# YOUR TASK
Continue the blog post about The Flying Child Project, beginning immediately after its final sentence.

# SUPPLIED PASSAGE
•••••

Reflections

It has been such a joy to work with Viv Gordon and her team over the last 16 Days of Activism. Seeing The Flying Child mentioned in the final slide makes me feel a bit emotional and I’m not sure why – maybe it’s because it makes everything I’m doing feel a bit more real? I believe in what I do, and when Viv asked me to join the campaign and work alongside her, it made me realise that other people must really believe in what I do too.

I’ve learnt so much, have felt supported and valued, and have even broken more of my own silence by contributing a short film in which I talk about my own abuse. It was a piece I wrote a while ago and wasn’t sure how to share it, as the blog didn’t feel quite right somehow. Reading it aloud, whilst cutting out my doll felt exactly right. I will share it on the website at some point. I hesitate, because some people I know subscribe to the blog. I need to stop doing that (hesitating).

The last 16 days has made me re-evaluate a bit. I need to make more room for creativity within my own work. My original vision for the project was to present our lived experience to professionals in a very creative way. I contacted theatre companies, artists and dance schools but it’s unrealistic to expect people to work for nothing and I had no funding to pay them at that point.

Over the last few weeks, I have met some inspiringly creative survivors. There is a lot of talking and planning going on behind the scenes. I have SO many plans. We all have so many plans. As the flying lady says in the illustration kindly shared with us by @lucybeacham @apinchofsaltsophie (you can find them over on Instagram) – “we have so much work to do…” and it is EXCITING!!

Illustration by Lucy Beacham and shared with kind permission by Sophie Ellen Powell

“Not me and not my child”

This powerful quote is one of a few used by The Flying Child Project during our initial presentations. It was interesting to watch professionals during the project launch. I didn’t know what to expect and I was surprised when I first saw visible signs of connection. Faces softened. Arms uncrossed. Body language shifted from impenetrable professional to vulnerable human being.

At first, my co-speaker and I felt as if we were holding our breath, not because of nerves or because we felt re-traumatised by the process, but because we were both desperate for the audience to just get it. To understand exactly why we were there. Not as a curiosity, or freak show. Not to tell our sad and tragic stories. Far from it, we were there as survivors. Ones who’d made it through the trials and pitfalls of recovery. Ones who’d seen darkness but, through a combination of luck and specialist support, had managed to reach the light. Not only were we bringing our own experiences into the room, but we were standing in solidarity with a spirit army of other survivors from around the world. Other survivors had contributed and their voices, with their permission, were brought to the attention of staff who needed to hear them, via presentations, film and groupwork.

We were there as advocates for the children. The ones who can’t speak up for themselves. Children who, without specialist support are unlikely to speak out for many years.

“Not me and not my child.”

We would rather not think about child sexual abuse. We might accept that it happens, but we prefer to believe it doesn’t apply to us. It is more comfortable to believe that abuse of children happens elsewhere: to other people, not to people like us, or to people we know.

•••••

# RECORDS SHOWN
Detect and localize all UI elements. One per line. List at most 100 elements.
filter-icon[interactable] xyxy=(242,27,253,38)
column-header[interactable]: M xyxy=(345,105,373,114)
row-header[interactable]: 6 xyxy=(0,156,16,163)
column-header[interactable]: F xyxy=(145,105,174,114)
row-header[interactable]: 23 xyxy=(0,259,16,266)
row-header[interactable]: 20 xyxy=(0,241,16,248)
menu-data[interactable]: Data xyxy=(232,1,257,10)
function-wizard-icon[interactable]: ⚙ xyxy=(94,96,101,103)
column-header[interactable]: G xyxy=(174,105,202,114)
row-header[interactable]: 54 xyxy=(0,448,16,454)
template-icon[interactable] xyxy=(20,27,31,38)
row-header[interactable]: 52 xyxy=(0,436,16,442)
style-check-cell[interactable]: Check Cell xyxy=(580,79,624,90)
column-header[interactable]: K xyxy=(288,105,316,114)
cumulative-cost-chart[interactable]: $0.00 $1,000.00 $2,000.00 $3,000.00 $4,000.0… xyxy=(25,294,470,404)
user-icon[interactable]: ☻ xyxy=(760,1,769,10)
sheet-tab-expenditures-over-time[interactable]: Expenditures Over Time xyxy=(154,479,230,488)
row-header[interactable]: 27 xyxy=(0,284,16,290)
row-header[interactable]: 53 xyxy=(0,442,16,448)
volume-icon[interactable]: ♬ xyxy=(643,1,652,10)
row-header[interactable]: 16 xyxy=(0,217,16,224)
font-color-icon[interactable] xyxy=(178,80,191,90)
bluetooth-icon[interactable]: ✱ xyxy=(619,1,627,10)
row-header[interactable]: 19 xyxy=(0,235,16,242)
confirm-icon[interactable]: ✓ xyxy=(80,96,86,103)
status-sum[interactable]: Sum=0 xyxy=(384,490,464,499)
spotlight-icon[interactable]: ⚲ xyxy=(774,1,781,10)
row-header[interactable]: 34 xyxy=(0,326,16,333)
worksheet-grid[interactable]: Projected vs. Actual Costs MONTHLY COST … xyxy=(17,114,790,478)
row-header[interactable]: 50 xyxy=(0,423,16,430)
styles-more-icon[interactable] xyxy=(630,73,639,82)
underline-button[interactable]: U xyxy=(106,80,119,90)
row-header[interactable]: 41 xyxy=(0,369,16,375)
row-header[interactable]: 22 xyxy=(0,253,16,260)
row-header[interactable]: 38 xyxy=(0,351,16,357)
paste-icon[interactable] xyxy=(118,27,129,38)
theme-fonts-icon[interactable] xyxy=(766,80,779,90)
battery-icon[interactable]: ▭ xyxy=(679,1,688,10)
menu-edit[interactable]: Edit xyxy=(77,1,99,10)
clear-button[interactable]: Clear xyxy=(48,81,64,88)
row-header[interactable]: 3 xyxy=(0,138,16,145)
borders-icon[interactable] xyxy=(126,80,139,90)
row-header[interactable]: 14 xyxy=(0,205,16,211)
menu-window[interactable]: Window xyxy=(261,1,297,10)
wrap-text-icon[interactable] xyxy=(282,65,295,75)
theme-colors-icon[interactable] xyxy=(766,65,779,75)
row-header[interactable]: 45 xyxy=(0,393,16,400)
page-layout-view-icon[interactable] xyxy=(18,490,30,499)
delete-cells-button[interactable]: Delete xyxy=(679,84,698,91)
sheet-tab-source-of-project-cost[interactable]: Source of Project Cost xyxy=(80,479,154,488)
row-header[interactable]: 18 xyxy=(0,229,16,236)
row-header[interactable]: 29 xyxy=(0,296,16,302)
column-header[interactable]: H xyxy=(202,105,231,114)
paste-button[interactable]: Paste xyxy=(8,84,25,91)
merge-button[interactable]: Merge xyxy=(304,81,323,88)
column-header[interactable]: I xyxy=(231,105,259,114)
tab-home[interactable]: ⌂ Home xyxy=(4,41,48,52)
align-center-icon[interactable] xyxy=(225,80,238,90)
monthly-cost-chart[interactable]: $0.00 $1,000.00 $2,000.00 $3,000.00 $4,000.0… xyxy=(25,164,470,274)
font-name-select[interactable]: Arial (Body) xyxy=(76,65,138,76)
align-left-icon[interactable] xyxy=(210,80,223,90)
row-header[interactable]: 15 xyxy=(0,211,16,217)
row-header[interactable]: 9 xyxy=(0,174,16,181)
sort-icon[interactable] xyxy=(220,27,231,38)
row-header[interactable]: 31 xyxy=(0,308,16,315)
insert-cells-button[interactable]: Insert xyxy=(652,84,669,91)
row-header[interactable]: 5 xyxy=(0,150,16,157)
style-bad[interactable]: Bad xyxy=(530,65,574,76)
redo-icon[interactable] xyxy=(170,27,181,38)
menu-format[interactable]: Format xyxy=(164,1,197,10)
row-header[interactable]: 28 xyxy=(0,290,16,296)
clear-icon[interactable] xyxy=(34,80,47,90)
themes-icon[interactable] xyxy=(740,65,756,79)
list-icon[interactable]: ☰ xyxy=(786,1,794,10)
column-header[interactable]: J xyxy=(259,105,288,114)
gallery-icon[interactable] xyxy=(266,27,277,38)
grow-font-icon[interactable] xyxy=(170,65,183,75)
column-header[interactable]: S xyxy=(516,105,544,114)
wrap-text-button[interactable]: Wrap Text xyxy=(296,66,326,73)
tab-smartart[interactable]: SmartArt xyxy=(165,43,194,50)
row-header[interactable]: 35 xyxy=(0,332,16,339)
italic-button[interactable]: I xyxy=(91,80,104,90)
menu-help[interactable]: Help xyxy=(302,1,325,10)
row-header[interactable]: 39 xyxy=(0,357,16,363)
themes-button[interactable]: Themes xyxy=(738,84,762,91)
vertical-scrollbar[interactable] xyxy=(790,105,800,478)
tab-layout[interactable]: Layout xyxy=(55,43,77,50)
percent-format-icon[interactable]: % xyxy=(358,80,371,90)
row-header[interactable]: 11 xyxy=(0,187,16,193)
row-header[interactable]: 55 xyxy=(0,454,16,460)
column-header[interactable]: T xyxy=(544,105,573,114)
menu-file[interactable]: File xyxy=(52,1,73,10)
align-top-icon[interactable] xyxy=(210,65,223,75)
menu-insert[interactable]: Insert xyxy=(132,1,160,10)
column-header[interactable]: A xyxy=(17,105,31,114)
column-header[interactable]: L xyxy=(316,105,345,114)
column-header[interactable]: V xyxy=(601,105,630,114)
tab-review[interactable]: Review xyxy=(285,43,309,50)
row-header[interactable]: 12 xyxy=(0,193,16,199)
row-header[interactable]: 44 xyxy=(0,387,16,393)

•••••

# RESULT OF THIS TASK
This is understandable. It’s challenging to engage with the horror of it. CSA is horrific. It’s unnatural. It threatens the safe world in which we want to live.

Not engaging with the topic compounds shame that the survivors already feel. How can we speak up when we sense, from childhood, society’s unwillingness to listen to stories like ours? When we speak, we’re shamed. Victim blaming is appalling but it happens all the time – to adult victims of sexual assault and to people who were abused as children.

There is a lot of work to be done. People don’t engage with this subject very well. Social media is a good indicator of this reluctance. On Facebook, when people post about the work of The Flying Child, it never gets much response. It’s not a radio silence, and there are a few great comments, but the large majority stay silent. A post about trees being cut down by the local council on the other hand, causes total uproar. Eloquent messages are fired by outraged individuals asking; what can we do about this? Who should we contact? Shame on the ones responsible! A post about an injured bird or hedgehog will evoke a similarly collective emotional response. Personally I agree that the trees should be saved, and that an injured bird is sad, and I think taking action on these matters is admirable and important but I care a lot more about the risk posed to children, in every community, by predators who will be only too aware of society’s preference to look the other way. The ones who will be noticing the lack of response, and not feeling any shame at all.

“Not me and not my child.”

The lack of response, messages, likes or emoji faces, in comparison, is a telling reflection of the negative responses survivors face day to day. Why the silence? Where is the indignation? The rage? The militant call to action? There will be many reasons I expect. Some people reading will be victims themselves but unwilling to engage because if they are silent about their experiences (which let’s face it, most are), then what can they possibly say? Others will be abusers. The majority will be ‘normal’, good people who prefer to believe not me and not my child and simply look the other way and patiently wait for the post to pass by before jumping on the next, more palatable bandwagon.

Prejudice is another reason for the silence. This is a phenomenon not specific to CSA. We see it in discussion about domestic violence and rape. Some would agree the narrative has changed slightly in regards to racism or misogyny, but only when it fits society’s expectations. Sarah Everard’s story has sparked an important national reaction – and conversation, but what about Nicole Smallman, Bibaa Henry and Blessing Olusegun? Why is society less outraged about their murders? What about Bernadette Walker? – murdered by the man she called ‘dad’ after years of sexual abuse. Are their deaths less worthy of debate, discussion and incensed fury because of the colour of their skin? Or the nature of the relationship between victim and predator?

This is not good enough. There can be a paradigm shift when we stop playing by the rules set by stigma and expectation. The statistics tell us that children continue to be sexually abused, many in their own homes, behind closed doors, in ‘normal’ families.

It strikes me that dissociation around child sex abuse is a wider collective experience too – as a culture we find it very difficult to engage with something so devastating and so threatening to the our understanding of the world as a kind and safe place .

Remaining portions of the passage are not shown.